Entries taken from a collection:
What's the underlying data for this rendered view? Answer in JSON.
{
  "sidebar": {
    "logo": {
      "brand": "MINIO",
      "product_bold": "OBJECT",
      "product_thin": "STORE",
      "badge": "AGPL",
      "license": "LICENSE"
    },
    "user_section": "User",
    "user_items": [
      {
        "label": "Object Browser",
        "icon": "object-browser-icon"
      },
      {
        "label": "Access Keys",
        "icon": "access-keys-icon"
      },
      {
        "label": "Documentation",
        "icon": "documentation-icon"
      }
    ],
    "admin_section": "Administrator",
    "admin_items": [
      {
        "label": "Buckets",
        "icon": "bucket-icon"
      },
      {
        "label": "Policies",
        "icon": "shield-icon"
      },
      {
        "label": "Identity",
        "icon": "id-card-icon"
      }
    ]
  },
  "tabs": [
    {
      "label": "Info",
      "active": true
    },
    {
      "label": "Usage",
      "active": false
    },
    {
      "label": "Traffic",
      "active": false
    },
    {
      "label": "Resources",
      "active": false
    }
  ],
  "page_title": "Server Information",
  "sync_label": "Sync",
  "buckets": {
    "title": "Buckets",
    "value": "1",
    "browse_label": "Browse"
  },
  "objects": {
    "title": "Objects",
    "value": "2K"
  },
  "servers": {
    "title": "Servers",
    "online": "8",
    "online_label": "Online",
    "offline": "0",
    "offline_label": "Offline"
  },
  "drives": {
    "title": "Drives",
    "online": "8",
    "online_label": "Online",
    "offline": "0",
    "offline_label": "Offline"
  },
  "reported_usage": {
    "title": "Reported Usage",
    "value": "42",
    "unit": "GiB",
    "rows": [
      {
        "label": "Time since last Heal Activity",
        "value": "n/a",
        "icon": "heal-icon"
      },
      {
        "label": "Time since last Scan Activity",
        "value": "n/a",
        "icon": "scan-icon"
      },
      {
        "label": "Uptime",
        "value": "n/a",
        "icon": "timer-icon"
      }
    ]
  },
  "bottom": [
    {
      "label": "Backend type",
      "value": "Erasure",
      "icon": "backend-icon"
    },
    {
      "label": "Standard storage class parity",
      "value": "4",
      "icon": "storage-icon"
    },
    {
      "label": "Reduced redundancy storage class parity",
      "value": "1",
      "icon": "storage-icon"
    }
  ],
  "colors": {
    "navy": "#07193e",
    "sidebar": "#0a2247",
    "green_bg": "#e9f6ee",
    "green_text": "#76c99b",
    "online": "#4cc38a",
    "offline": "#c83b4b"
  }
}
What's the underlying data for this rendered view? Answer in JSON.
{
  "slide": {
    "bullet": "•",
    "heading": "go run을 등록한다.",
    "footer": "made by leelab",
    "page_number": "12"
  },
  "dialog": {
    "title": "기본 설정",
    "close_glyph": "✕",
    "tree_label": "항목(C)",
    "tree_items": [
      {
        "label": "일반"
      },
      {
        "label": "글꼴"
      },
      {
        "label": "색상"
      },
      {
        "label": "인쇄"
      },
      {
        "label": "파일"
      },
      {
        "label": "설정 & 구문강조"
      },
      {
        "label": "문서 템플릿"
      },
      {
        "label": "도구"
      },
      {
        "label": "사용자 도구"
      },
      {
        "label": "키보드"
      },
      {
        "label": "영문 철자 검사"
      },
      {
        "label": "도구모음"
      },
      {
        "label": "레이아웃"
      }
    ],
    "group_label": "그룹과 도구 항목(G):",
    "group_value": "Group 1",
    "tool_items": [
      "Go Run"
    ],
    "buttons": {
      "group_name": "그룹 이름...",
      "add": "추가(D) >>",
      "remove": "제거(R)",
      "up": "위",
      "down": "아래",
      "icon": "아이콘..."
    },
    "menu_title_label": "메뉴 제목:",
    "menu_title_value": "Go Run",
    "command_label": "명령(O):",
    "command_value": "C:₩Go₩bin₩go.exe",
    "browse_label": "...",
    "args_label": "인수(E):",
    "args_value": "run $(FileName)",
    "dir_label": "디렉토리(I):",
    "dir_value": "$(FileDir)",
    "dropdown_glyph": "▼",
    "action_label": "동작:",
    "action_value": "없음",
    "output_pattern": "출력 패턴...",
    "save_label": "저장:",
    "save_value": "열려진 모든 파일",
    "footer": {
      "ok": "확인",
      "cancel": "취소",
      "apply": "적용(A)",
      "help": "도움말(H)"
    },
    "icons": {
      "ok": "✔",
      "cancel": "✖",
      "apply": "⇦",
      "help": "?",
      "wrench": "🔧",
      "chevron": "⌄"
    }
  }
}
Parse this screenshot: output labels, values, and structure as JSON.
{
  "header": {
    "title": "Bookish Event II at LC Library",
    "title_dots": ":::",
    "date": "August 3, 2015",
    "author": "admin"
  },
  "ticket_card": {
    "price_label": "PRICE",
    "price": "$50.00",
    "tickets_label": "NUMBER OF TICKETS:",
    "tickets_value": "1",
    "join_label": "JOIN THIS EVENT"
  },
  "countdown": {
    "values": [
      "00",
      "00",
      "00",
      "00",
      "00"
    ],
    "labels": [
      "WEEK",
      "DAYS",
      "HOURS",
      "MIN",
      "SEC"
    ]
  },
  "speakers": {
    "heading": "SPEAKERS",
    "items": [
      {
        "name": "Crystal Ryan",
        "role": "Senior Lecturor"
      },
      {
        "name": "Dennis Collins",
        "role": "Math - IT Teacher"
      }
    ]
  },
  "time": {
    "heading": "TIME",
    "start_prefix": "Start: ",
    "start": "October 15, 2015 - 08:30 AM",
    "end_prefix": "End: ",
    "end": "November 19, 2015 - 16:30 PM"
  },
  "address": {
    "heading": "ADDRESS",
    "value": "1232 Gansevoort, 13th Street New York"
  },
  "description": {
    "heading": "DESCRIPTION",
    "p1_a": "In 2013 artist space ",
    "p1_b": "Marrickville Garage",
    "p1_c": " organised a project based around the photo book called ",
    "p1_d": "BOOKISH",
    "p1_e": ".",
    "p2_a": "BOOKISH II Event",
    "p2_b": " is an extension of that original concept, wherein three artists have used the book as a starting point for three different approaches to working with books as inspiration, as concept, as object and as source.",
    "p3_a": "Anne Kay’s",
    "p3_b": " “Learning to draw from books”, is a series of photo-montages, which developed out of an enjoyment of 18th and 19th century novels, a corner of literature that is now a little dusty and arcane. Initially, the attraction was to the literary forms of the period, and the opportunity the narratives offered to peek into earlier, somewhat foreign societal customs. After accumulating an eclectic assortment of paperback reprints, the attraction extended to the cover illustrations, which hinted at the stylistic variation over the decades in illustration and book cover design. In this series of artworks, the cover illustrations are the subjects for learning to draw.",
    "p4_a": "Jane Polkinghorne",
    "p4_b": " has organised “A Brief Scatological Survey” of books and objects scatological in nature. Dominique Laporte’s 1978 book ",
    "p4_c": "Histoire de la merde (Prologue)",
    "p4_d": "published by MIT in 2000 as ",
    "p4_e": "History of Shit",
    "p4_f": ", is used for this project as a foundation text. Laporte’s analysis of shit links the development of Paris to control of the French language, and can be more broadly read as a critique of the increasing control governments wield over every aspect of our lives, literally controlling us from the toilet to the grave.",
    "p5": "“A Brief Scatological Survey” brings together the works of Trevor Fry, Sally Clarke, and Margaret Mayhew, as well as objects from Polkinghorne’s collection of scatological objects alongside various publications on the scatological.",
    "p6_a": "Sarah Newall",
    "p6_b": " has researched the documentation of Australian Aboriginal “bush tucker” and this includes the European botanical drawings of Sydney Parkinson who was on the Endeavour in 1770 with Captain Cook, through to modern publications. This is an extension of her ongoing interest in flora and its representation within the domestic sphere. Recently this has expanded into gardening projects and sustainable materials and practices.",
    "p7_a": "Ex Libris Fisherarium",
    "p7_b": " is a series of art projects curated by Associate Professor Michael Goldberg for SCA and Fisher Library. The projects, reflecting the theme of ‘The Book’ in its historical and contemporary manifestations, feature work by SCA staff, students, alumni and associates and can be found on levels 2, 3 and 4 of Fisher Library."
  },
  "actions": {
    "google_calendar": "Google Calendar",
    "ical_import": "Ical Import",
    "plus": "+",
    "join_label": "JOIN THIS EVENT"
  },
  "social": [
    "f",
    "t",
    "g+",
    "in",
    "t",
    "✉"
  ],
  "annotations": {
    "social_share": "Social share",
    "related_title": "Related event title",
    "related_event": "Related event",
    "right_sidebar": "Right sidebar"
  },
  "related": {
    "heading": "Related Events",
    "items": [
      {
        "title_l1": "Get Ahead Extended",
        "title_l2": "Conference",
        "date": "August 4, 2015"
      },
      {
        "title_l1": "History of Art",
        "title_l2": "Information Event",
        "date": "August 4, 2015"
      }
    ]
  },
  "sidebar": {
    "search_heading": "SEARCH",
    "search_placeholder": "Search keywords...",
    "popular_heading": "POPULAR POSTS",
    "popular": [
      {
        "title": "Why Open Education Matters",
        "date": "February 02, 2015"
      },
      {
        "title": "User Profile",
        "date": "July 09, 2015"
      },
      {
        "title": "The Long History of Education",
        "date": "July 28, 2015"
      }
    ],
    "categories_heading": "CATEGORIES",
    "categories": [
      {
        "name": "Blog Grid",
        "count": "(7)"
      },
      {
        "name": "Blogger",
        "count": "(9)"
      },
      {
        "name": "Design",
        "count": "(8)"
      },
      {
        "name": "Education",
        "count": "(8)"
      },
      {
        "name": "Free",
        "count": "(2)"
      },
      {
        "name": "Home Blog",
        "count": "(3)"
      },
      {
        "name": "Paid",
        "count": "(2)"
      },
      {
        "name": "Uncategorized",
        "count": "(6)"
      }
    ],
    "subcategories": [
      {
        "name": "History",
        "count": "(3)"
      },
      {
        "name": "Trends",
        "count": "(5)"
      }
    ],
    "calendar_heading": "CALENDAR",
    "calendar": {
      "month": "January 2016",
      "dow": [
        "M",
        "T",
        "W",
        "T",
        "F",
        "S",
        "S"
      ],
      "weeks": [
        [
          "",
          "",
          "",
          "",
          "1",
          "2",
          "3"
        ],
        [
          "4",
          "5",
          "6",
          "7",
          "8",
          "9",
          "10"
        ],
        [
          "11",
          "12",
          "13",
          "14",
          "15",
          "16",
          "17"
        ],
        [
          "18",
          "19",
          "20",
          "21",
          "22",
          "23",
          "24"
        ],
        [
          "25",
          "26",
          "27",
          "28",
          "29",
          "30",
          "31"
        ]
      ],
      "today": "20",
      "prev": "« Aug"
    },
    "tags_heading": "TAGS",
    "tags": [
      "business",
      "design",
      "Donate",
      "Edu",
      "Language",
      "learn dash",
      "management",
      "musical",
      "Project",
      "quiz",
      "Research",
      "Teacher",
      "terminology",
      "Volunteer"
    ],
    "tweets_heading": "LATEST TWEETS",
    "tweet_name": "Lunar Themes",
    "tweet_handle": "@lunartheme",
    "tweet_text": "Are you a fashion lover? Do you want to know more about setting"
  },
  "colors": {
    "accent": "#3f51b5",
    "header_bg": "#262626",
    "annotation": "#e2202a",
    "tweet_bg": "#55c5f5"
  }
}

**What to work on**
Copy all lines from the listing that contain "labels".

**Task output**
Parse this screenshot: output labels, values, and structure as JSON.
    "labels": [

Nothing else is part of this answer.